- _TASK INPUT_

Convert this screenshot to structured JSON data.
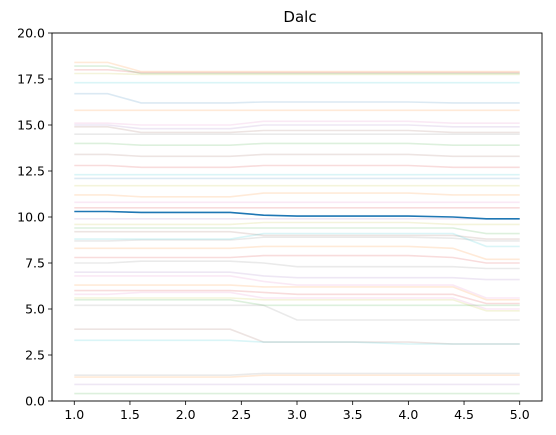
{
  "chart_data": {
    "type": "line",
    "title": "Dalc",
    "xlabel": "",
    "ylabel": "",
    "xlim": [
      0.8,
      5.2
    ],
    "ylim": [
      0,
      20
    ],
    "x_ticks": [
      "1.0",
      "1.5",
      "2.0",
      "2.5",
      "3.0",
      "3.5",
      "4.0",
      "4.5",
      "5.0"
    ],
    "y_ticks": [
      "0.0",
      "2.5",
      "5.0",
      "7.5",
      "10.0",
      "12.5",
      "15.0",
      "17.5",
      "20.0"
    ],
    "grid": false,
    "x": [
      1.0,
      1.3,
      1.6,
      2.0,
      2.4,
      2.7,
      3.0,
      3.5,
      4.0,
      4.4,
      4.7,
      5.0
    ],
    "highlight_series": {
      "color": "#1f77b4",
      "values": [
        10.3,
        10.3,
        10.25,
        10.25,
        10.25,
        10.1,
        10.05,
        10.05,
        10.05,
        10.0,
        9.9,
        9.9
      ]
    },
    "background_series": [
      {
        "color": "#ff7f0e",
        "values": [
          18.4,
          18.4,
          17.9,
          17.9,
          17.9,
          17.9,
          17.9,
          17.9,
          17.9,
          17.9,
          17.9,
          17.9
        ]
      },
      {
        "color": "#2ca02c",
        "values": [
          18.2,
          18.2,
          17.8,
          17.8,
          17.8,
          17.8,
          17.8,
          17.8,
          17.8,
          17.8,
          17.8,
          17.8
        ]
      },
      {
        "color": "#d62728",
        "values": [
          18.0,
          18.0,
          17.85,
          17.85,
          17.85,
          17.85,
          17.85,
          17.85,
          17.85,
          17.85,
          17.85,
          17.85
        ]
      },
      {
        "color": "#bcbd22",
        "values": [
          17.8,
          17.8,
          17.75,
          17.75,
          17.75,
          17.75,
          17.75,
          17.75,
          17.75,
          17.75,
          17.75,
          17.75
        ]
      },
      {
        "color": "#17becf",
        "values": [
          17.3,
          17.3,
          17.3,
          17.3,
          17.3,
          17.3,
          17.3,
          17.3,
          17.3,
          17.3,
          17.3,
          17.3
        ]
      },
      {
        "color": "#1f77b4",
        "values": [
          16.7,
          16.7,
          16.2,
          16.2,
          16.2,
          16.25,
          16.25,
          16.25,
          16.25,
          16.2,
          16.2,
          16.2
        ]
      },
      {
        "color": "#ff7f0e",
        "values": [
          15.8,
          15.8,
          15.8,
          15.8,
          15.8,
          15.8,
          15.8,
          15.8,
          15.8,
          15.8,
          15.8,
          15.8
        ]
      },
      {
        "color": "#9467bd",
        "values": [
          15.0,
          15.0,
          14.8,
          14.8,
          14.8,
          15.0,
          15.0,
          15.0,
          15.0,
          14.9,
          14.9,
          14.9
        ]
      },
      {
        "color": "#8c564b",
        "values": [
          14.9,
          14.9,
          14.6,
          14.6,
          14.6,
          14.7,
          14.7,
          14.7,
          14.7,
          14.6,
          14.6,
          14.6
        ]
      },
      {
        "color": "#7f7f7f",
        "values": [
          14.5,
          14.5,
          14.5,
          14.5,
          14.5,
          14.5,
          14.5,
          14.5,
          14.5,
          14.5,
          14.5,
          14.5
        ]
      },
      {
        "color": "#e377c2",
        "values": [
          15.1,
          15.1,
          15.0,
          15.0,
          15.0,
          15.2,
          15.2,
          15.2,
          15.2,
          15.1,
          15.1,
          15.1
        ]
      },
      {
        "color": "#2ca02c",
        "values": [
          14.0,
          14.0,
          13.9,
          13.9,
          13.9,
          14.0,
          14.0,
          14.0,
          14.0,
          13.9,
          13.9,
          13.9
        ]
      },
      {
        "color": "#8c564b",
        "values": [
          13.4,
          13.4,
          13.3,
          13.3,
          13.3,
          13.4,
          13.4,
          13.4,
          13.4,
          13.3,
          13.3,
          13.3
        ]
      },
      {
        "color": "#d62728",
        "values": [
          12.8,
          12.8,
          12.7,
          12.7,
          12.7,
          12.8,
          12.8,
          12.8,
          12.8,
          12.7,
          12.7,
          12.7
        ]
      },
      {
        "color": "#17becf",
        "values": [
          12.3,
          12.3,
          12.3,
          12.3,
          12.3,
          12.3,
          12.3,
          12.3,
          12.3,
          12.3,
          12.3,
          12.3
        ]
      },
      {
        "color": "#1f77b4",
        "values": [
          12.1,
          12.1,
          12.1,
          12.1,
          12.1,
          12.1,
          12.1,
          12.1,
          12.1,
          12.1,
          12.1,
          12.1
        ]
      },
      {
        "color": "#bcbd22",
        "values": [
          11.7,
          11.7,
          11.7,
          11.7,
          11.7,
          11.7,
          11.7,
          11.7,
          11.7,
          11.7,
          11.7,
          11.7
        ]
      },
      {
        "color": "#ff7f0e",
        "values": [
          11.2,
          11.2,
          11.1,
          11.1,
          11.1,
          11.3,
          11.3,
          11.3,
          11.3,
          11.2,
          11.2,
          11.2
        ]
      },
      {
        "color": "#e377c2",
        "values": [
          10.8,
          10.8,
          10.8,
          10.8,
          10.8,
          10.8,
          10.8,
          10.8,
          10.8,
          10.8,
          10.8,
          10.8
        ]
      },
      {
        "color": "#d62728",
        "values": [
          10.5,
          10.5,
          10.5,
          10.5,
          10.5,
          10.5,
          10.5,
          10.5,
          10.5,
          10.5,
          10.5,
          10.5
        ]
      },
      {
        "color": "#9467bd",
        "values": [
          9.9,
          9.9,
          9.9,
          9.9,
          9.9,
          9.9,
          9.9,
          9.9,
          9.9,
          9.9,
          9.9,
          9.9
        ]
      },
      {
        "color": "#bcbd22",
        "values": [
          9.6,
          9.6,
          9.6,
          9.6,
          9.6,
          9.7,
          9.7,
          9.7,
          9.7,
          9.6,
          9.6,
          9.6
        ]
      },
      {
        "color": "#2ca02c",
        "values": [
          9.4,
          9.4,
          9.4,
          9.4,
          9.4,
          9.4,
          9.4,
          9.4,
          9.4,
          9.4,
          9.1,
          9.1
        ]
      },
      {
        "color": "#8c564b",
        "values": [
          9.2,
          9.2,
          9.2,
          9.2,
          9.2,
          9.0,
          9.0,
          9.0,
          9.0,
          9.0,
          8.8,
          8.8
        ]
      },
      {
        "color": "#7f7f7f",
        "values": [
          8.7,
          8.7,
          8.75,
          8.75,
          8.75,
          8.9,
          8.9,
          8.9,
          8.9,
          8.85,
          8.7,
          8.7
        ]
      },
      {
        "color": "#17becf",
        "values": [
          8.8,
          8.8,
          8.8,
          8.8,
          8.8,
          9.1,
          9.1,
          9.1,
          9.1,
          9.1,
          8.4,
          8.4
        ]
      },
      {
        "color": "#ff7f0e",
        "values": [
          8.3,
          8.3,
          8.3,
          8.3,
          8.3,
          8.4,
          8.4,
          8.4,
          8.4,
          8.3,
          7.7,
          7.7
        ]
      },
      {
        "color": "#d62728",
        "values": [
          7.8,
          7.8,
          7.8,
          7.8,
          7.8,
          7.9,
          7.9,
          7.9,
          7.9,
          7.8,
          7.5,
          7.5
        ]
      },
      {
        "color": "#7f7f7f",
        "values": [
          7.5,
          7.5,
          7.6,
          7.6,
          7.6,
          7.5,
          7.3,
          7.3,
          7.3,
          7.3,
          7.2,
          7.2
        ]
      },
      {
        "color": "#9467bd",
        "values": [
          7.0,
          7.0,
          7.0,
          7.0,
          7.0,
          6.8,
          6.7,
          6.7,
          6.7,
          6.7,
          6.6,
          6.6
        ]
      },
      {
        "color": "#e377c2",
        "values": [
          6.8,
          6.8,
          6.8,
          6.8,
          6.8,
          6.5,
          6.3,
          6.3,
          6.3,
          6.3,
          5.6,
          5.6
        ]
      },
      {
        "color": "#ff7f0e",
        "values": [
          6.3,
          6.3,
          6.3,
          6.3,
          6.3,
          6.2,
          6.2,
          6.2,
          6.2,
          6.2,
          5.5,
          5.5
        ]
      },
      {
        "color": "#d62728",
        "values": [
          6.0,
          6.0,
          6.0,
          6.0,
          6.0,
          5.9,
          5.8,
          5.8,
          5.8,
          5.8,
          5.3,
          5.3
        ]
      },
      {
        "color": "#e377c2",
        "values": [
          5.8,
          5.8,
          5.9,
          5.9,
          5.9,
          5.6,
          5.6,
          5.6,
          5.6,
          5.6,
          5.0,
          5.0
        ]
      },
      {
        "color": "#bcbd22",
        "values": [
          5.6,
          5.6,
          5.6,
          5.6,
          5.6,
          5.5,
          5.5,
          5.5,
          5.5,
          5.5,
          4.9,
          4.9
        ]
      },
      {
        "color": "#2ca02c",
        "values": [
          5.5,
          5.5,
          5.5,
          5.5,
          5.5,
          5.2,
          5.2,
          5.2,
          5.2,
          5.2,
          5.2,
          5.2
        ]
      },
      {
        "color": "#7f7f7f",
        "values": [
          5.2,
          5.2,
          5.2,
          5.2,
          5.2,
          5.2,
          4.4,
          4.4,
          4.4,
          4.4,
          4.4,
          4.4
        ]
      },
      {
        "color": "#8c564b",
        "values": [
          3.9,
          3.9,
          3.9,
          3.9,
          3.9,
          3.2,
          3.2,
          3.2,
          3.2,
          3.1,
          3.1,
          3.1
        ]
      },
      {
        "color": "#17becf",
        "values": [
          3.3,
          3.3,
          3.3,
          3.3,
          3.3,
          3.2,
          3.2,
          3.2,
          3.1,
          3.1,
          3.1,
          3.1
        ]
      },
      {
        "color": "#7f7f7f",
        "values": [
          1.4,
          1.4,
          1.4,
          1.4,
          1.4,
          1.5,
          1.5,
          1.5,
          1.5,
          1.5,
          1.5,
          1.5
        ]
      },
      {
        "color": "#ff7f0e",
        "values": [
          1.3,
          1.3,
          1.3,
          1.3,
          1.3,
          1.4,
          1.4,
          1.4,
          1.4,
          1.4,
          1.4,
          1.4
        ]
      },
      {
        "color": "#9467bd",
        "values": [
          0.9,
          0.9,
          0.9,
          0.9,
          0.9,
          0.9,
          0.9,
          0.9,
          0.9,
          0.9,
          0.9,
          0.9
        ]
      },
      {
        "color": "#2ca02c",
        "values": [
          0.4,
          0.4,
          0.4,
          0.4,
          0.4,
          0.4,
          0.4,
          0.4,
          0.4,
          0.4,
          0.4,
          0.4
        ]
      }
    ]
  }
}
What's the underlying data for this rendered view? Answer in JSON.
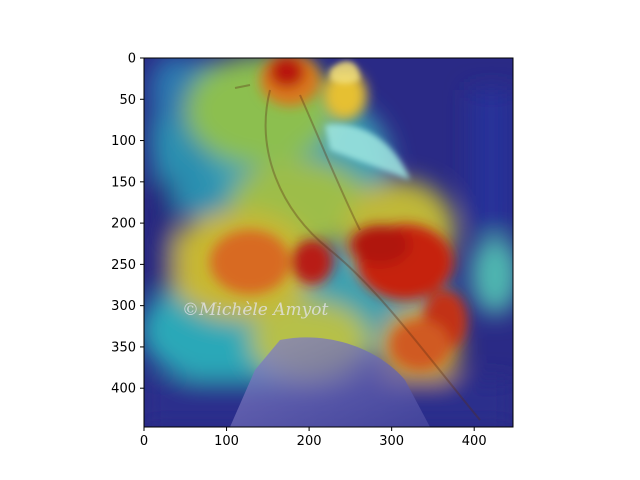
{
  "figure": {
    "image_description_colors": {
      "cold": "#1a1a8c",
      "mid": "#22c3c3",
      "warm": "#f0d020",
      "hot": "#c01808"
    },
    "watermark_text": "©Michèle Amyot",
    "x_axis": {
      "ticks": [
        0,
        100,
        200,
        300,
        400
      ],
      "labels": [
        "0",
        "100",
        "200",
        "300",
        "400"
      ],
      "range": [
        0,
        447
      ]
    },
    "y_axis": {
      "ticks": [
        0,
        50,
        100,
        150,
        200,
        250,
        300,
        350,
        400
      ],
      "labels": [
        "0",
        "50",
        "100",
        "150",
        "200",
        "250",
        "300",
        "350",
        "400"
      ],
      "range": [
        0,
        447
      ],
      "inverted": true
    }
  }
}
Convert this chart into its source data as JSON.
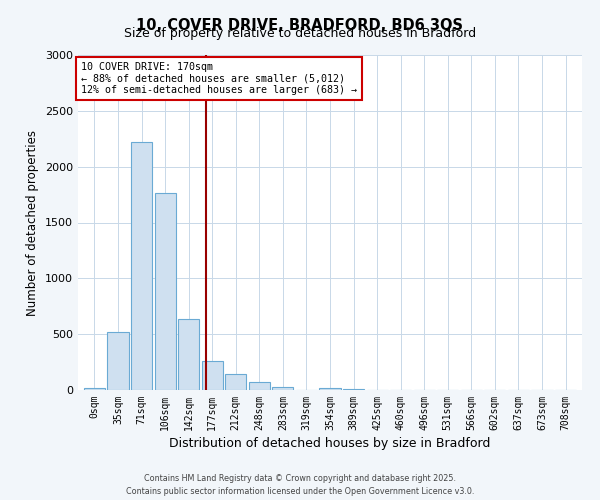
{
  "title": "10, COVER DRIVE, BRADFORD, BD6 3QS",
  "subtitle": "Size of property relative to detached houses in Bradford",
  "xlabel": "Distribution of detached houses by size in Bradford",
  "ylabel": "Number of detached properties",
  "categories": [
    "0sqm",
    "35sqm",
    "71sqm",
    "106sqm",
    "142sqm",
    "177sqm",
    "212sqm",
    "248sqm",
    "283sqm",
    "319sqm",
    "354sqm",
    "389sqm",
    "425sqm",
    "460sqm",
    "496sqm",
    "531sqm",
    "566sqm",
    "602sqm",
    "637sqm",
    "673sqm",
    "708sqm"
  ],
  "values": [
    20,
    520,
    2220,
    1760,
    635,
    260,
    140,
    75,
    30,
    0,
    15,
    5,
    0,
    0,
    0,
    0,
    0,
    0,
    0,
    0,
    0
  ],
  "bar_color_face": "#cfe0f0",
  "bar_color_edge": "#6aaad4",
  "vline_color": "#990000",
  "vline_position": 4.75,
  "annotation_line1": "10 COVER DRIVE: 170sqm",
  "annotation_line2": "← 88% of detached houses are smaller (5,012)",
  "annotation_line3": "12% of semi-detached houses are larger (683) →",
  "annotation_box_color": "#ffffff",
  "annotation_box_edge": "#cc0000",
  "ylim": [
    0,
    3000
  ],
  "yticks": [
    0,
    500,
    1000,
    1500,
    2000,
    2500,
    3000
  ],
  "footer1": "Contains HM Land Registry data © Crown copyright and database right 2025.",
  "footer2": "Contains public sector information licensed under the Open Government Licence v3.0.",
  "bg_color": "#f2f6fa",
  "plot_bg_color": "#ffffff",
  "grid_color": "#c8d8e8"
}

- _EXERCISE TASK_
Of the lines in the entries, how many include the word "detached"? State only the number.

- _TASK RESPONSE_
5